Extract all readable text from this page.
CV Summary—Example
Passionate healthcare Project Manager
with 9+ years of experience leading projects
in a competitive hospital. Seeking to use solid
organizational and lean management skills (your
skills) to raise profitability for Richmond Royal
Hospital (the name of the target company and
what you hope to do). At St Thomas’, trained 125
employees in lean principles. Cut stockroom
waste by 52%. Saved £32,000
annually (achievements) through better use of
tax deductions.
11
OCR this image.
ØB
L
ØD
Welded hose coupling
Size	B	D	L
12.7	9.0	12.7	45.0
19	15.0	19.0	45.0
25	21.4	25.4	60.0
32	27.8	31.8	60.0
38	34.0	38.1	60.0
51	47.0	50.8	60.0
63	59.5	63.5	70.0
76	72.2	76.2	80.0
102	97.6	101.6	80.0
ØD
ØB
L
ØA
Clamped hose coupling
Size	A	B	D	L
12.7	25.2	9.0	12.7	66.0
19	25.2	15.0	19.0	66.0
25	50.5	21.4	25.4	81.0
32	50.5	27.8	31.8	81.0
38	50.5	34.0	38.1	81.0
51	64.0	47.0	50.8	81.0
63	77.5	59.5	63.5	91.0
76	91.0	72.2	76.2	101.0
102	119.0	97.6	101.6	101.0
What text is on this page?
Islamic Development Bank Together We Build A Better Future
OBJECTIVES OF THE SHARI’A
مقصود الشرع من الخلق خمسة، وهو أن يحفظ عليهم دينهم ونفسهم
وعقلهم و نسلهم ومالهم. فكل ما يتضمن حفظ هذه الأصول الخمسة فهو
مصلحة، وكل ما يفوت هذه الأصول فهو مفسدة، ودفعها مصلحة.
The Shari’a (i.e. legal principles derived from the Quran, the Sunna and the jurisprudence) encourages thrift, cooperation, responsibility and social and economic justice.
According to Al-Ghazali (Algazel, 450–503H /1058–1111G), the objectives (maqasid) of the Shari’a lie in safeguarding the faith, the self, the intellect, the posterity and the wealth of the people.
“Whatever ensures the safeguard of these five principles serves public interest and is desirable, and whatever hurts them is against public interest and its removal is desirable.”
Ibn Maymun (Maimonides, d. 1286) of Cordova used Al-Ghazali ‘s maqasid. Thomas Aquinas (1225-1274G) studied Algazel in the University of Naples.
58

.....

■ **EXERCISE PROMPT**
Pick out the lines above containing the word "الأصول", then copy them.

■ **SOLUTION FOR THIS EXERCISE**
وعقلهم و نسلهم ومالهم. فكل ما يتضمن حفظ هذه الأصول الخمسة فهو
مصلحة، وكل ما يفوت هذه الأصول فهو مفسدة، ودفعها مصلحة.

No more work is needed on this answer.